Aim of the exercise
Transcribe the listing below word for word.

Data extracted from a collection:
____

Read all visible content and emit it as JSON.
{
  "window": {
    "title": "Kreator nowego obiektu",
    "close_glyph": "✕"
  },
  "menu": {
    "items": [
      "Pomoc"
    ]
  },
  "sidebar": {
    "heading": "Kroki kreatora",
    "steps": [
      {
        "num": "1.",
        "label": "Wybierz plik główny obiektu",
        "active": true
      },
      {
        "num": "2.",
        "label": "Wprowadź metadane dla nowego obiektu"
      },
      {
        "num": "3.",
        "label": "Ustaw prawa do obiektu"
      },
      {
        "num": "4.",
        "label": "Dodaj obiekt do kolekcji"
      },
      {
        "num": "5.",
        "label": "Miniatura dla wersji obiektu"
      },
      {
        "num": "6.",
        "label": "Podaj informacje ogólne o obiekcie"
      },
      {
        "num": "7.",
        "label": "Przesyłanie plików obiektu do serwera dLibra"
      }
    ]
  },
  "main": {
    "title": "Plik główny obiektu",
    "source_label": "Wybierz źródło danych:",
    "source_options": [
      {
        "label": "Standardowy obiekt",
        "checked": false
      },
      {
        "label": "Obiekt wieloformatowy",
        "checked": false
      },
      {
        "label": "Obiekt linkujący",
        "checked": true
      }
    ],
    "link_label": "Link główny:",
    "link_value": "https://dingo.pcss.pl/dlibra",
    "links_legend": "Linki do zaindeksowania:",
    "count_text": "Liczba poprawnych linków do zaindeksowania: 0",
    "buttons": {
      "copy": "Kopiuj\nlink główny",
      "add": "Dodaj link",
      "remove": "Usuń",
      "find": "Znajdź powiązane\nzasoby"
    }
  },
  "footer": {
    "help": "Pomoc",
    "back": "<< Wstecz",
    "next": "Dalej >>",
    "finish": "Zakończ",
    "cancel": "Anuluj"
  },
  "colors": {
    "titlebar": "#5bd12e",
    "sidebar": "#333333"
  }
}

____

The reply
Read all visible content and emit it as JSON.
{
  "window": {
    "title": "Kreator nowego obiektu",
    "close_glyph": "✕"
  },
  "menu": {
    "items": [
      "Pomoc"
    ]
  },
  "sidebar": {
    "heading": "Kroki kreatora",
    "steps": [
      {
        "num": "1.",
        "label": "Wybierz plik główny obiektu",
        "active": true
      },
      {
        "num": "2.",
        "label": "Wprowadź metadane dla nowego obiektu"
      },
      {
        "num": "3.",
        "label": "Ustaw prawa do obiektu"
      },
      {
        "num": "4.",
        "label": "Dodaj obiekt do kolekcji"
      },
      {
        "num": "5.",
        "label": "Miniatura dla wersji obiektu"
      },
      {
        "num": "6.",
        "label": "Podaj informacje ogólne o obiekcie"
      },
      {
        "num": "7.",
        "label": "Przesyłanie plików obiektu do serwera dLibra"
      }
    ]
  },
  "main": {
    "title": "Plik główny obiektu",
    "source_label": "Wybierz źródło danych:",
    "source_options": [
      {
        "label": "Standardowy obiekt",
        "checked": false
      },
      {
        "label": "Obiekt wieloformatowy",
        "checked": false
      },
      {
        "label": "Obiekt linkujący",
        "checked": true
      }
    ],
    "link_label": "Link główny:",
    "link_value": "https://dingo.pcss.pl/dlibra",
    "links_legend": "Linki do zaindeksowania:",
    "count_text": "Liczba poprawnych linków do zaindeksowania: 0",
    "buttons": {
      "copy": "Kopiuj\nlink główny",
      "add": "Dodaj link",
      "remove": "Usuń",
      "find": "Znajdź powiązane\nzasoby"
    }
  },
  "footer": {
    "help": "Pomoc",
    "back": "<< Wstecz",
    "next": "Dalej >>",
    "finish": "Zakończ",
    "cancel": "Anuluj"
  },
  "colors": {
    "titlebar": "#5bd12e",
    "sidebar": "#333333"
  }
}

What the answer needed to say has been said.